* _Task requirements_
Produce an exact transcription of the listing below, omitting the pictures.

* Start Material for the task *

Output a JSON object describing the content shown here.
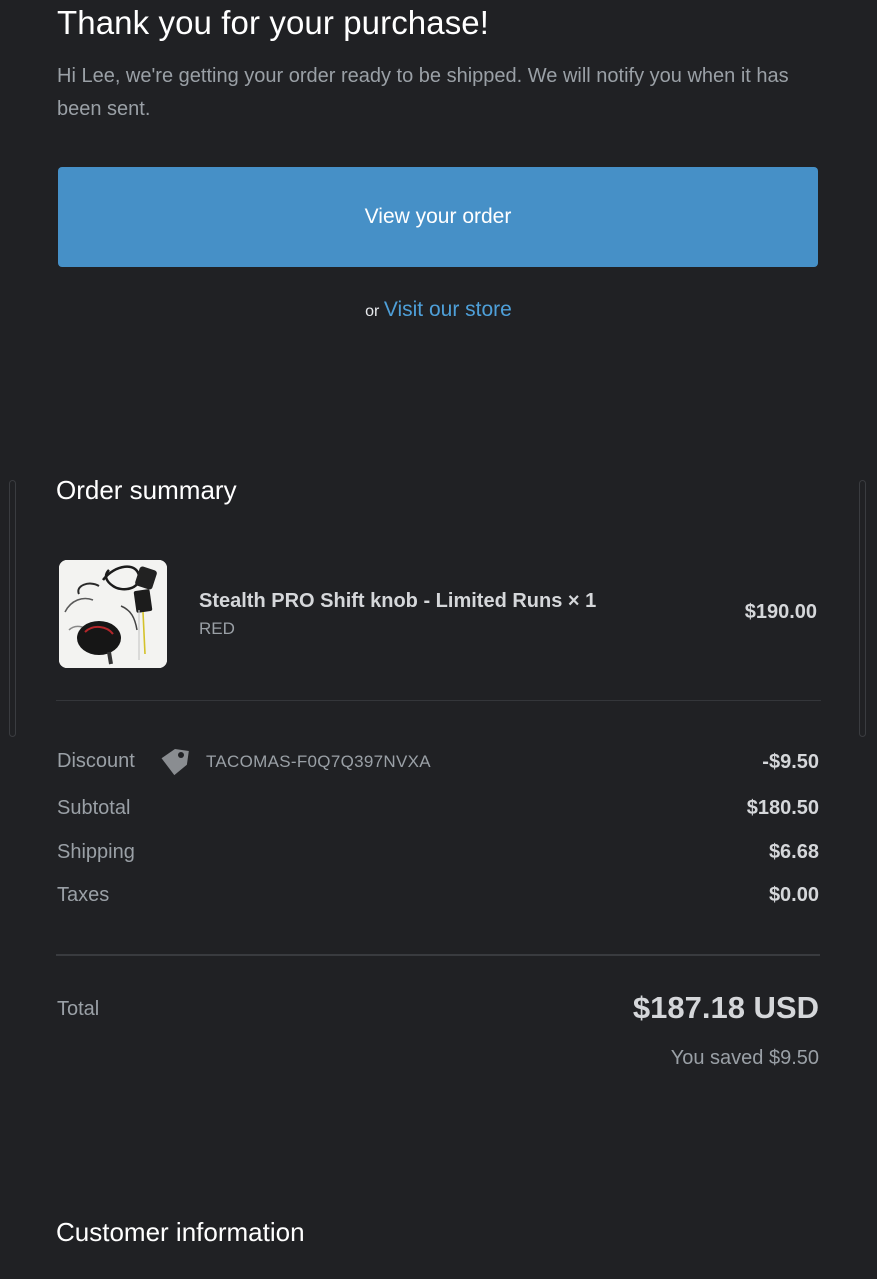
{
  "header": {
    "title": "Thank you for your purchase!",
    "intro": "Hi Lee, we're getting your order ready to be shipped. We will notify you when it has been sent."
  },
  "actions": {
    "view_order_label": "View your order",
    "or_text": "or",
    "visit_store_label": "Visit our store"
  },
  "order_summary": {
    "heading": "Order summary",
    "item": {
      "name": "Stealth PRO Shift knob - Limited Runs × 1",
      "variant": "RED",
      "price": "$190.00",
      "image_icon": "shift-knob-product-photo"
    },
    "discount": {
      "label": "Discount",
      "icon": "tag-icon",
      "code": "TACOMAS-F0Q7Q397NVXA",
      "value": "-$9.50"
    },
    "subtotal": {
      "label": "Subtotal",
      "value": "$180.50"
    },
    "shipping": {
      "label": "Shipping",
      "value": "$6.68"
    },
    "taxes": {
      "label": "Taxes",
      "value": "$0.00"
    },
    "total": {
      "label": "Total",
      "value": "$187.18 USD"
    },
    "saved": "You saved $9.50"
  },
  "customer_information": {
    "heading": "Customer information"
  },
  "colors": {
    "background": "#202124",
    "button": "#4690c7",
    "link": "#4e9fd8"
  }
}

* End Material for the task *

* _Answer to the task_
Output a JSON object describing the content shown here.
{
  "header": {
    "title": "Thank you for your purchase!",
    "intro": "Hi Lee, we're getting your order ready to be shipped. We will notify you when it has been sent."
  },
  "actions": {
    "view_order_label": "View your order",
    "or_text": "or",
    "visit_store_label": "Visit our store"
  },
  "order_summary": {
    "heading": "Order summary",
    "item": {
      "name": "Stealth PRO Shift knob - Limited Runs × 1",
      "variant": "RED",
      "price": "$190.00",
      "image_icon": "shift-knob-product-photo"
    },
    "discount": {
      "label": "Discount",
      "icon": "tag-icon",
      "code": "TACOMAS-F0Q7Q397NVXA",
      "value": "-$9.50"
    },
    "subtotal": {
      "label": "Subtotal",
      "value": "$180.50"
    },
    "shipping": {
      "label": "Shipping",
      "value": "$6.68"
    },
    "taxes": {
      "label": "Taxes",
      "value": "$0.00"
    },
    "total": {
      "label": "Total",
      "value": "$187.18 USD"
    },
    "saved": "You saved $9.50"
  },
  "customer_information": {
    "heading": "Customer information"
  },
  "colors": {
    "background": "#202124",
    "button": "#4690c7",
    "link": "#4e9fd8"
  }
}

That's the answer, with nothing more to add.